> [Do this]: Of all the lines in this data, how many include "JSON"? Respond with the number only.

> [Dataset extract]:
· · ·

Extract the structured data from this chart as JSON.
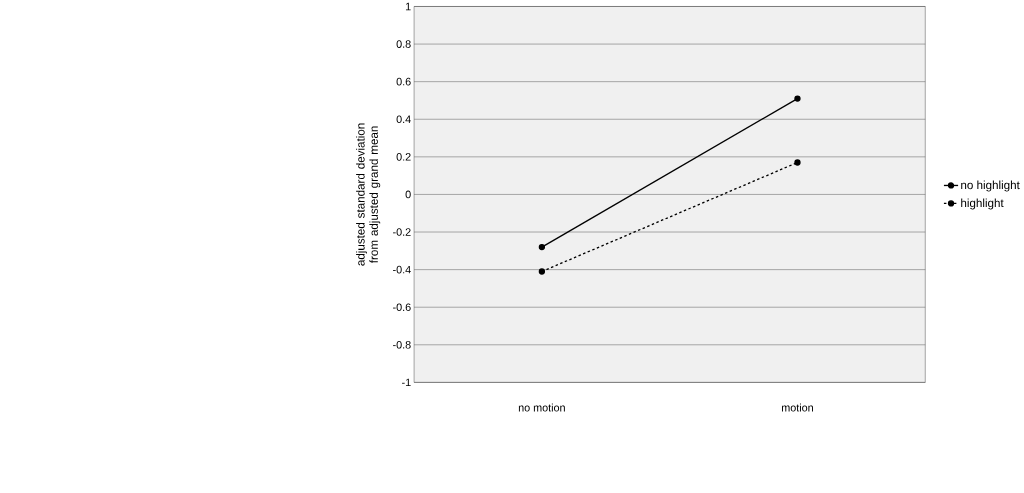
{
  "chart_data": {
    "type": "line",
    "ylabel": "adjusted standard deviation from adjusted grand mean",
    "categories": [
      "no motion",
      "motion"
    ],
    "series": [
      {
        "name": "no highlight",
        "color": "#000000",
        "values": [
          -0.28,
          0.51
        ],
        "line_style": "solid"
      },
      {
        "name": "highlight",
        "color": "#000000",
        "values": [
          -0.41,
          0.17
        ],
        "line_style": "dashed"
      }
    ],
    "ylim": [
      -1,
      1
    ],
    "yticks": [
      -1,
      -0.8,
      -0.6,
      -0.4,
      -0.2,
      0,
      0.2,
      0.4,
      0.6,
      0.8,
      1
    ],
    "grid": "y",
    "legend": "right",
    "marker": "circle"
  }
}
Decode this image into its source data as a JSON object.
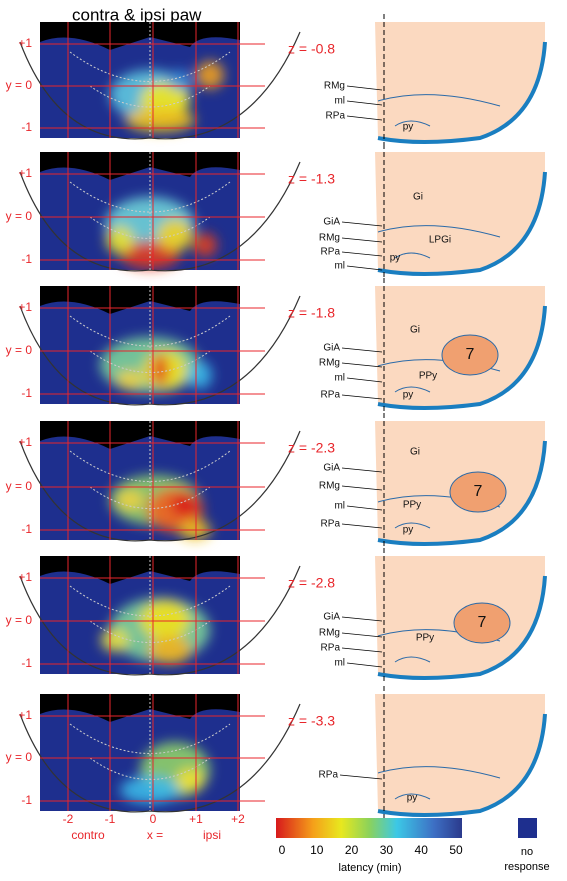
{
  "title": "contra & ipsi paw",
  "y_ticks": [
    "+1",
    "y = 0",
    "-1"
  ],
  "panels": [
    {
      "z": "z = -0.8",
      "atlas_labels": [
        "RMg",
        "ml",
        "RPa",
        "py"
      ]
    },
    {
      "z": "z = -1.3",
      "atlas_labels": [
        "Gi",
        "GiA",
        "RMg",
        "RPa",
        "ml",
        "LPGi",
        "py"
      ]
    },
    {
      "z": "z = -1.8",
      "atlas_labels": [
        "Gi",
        "GiA",
        "RMg",
        "ml",
        "RPa",
        "PPy",
        "7",
        "py"
      ]
    },
    {
      "z": "z = -2.3",
      "atlas_labels": [
        "Gi",
        "GiA",
        "RMg",
        "ml",
        "RPa",
        "PPy",
        "7",
        "py"
      ]
    },
    {
      "z": "z = -2.8",
      "atlas_labels": [
        "GiA",
        "RMg",
        "RPa",
        "ml",
        "PPy",
        "7"
      ]
    },
    {
      "z": "z = -3.3",
      "atlas_labels": [
        "RPa",
        "py"
      ]
    }
  ],
  "x_axis": {
    "ticks": [
      "-2",
      "-1",
      "0",
      "+1",
      "+2"
    ],
    "labels": [
      "contro",
      "x =",
      "ipsi"
    ]
  },
  "colorbar": {
    "ticks": [
      0,
      10,
      20,
      30,
      40,
      50
    ],
    "label": "latency (min)",
    "no_response": [
      "no",
      "response"
    ]
  }
}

· · ·

> [Exercise output]: 2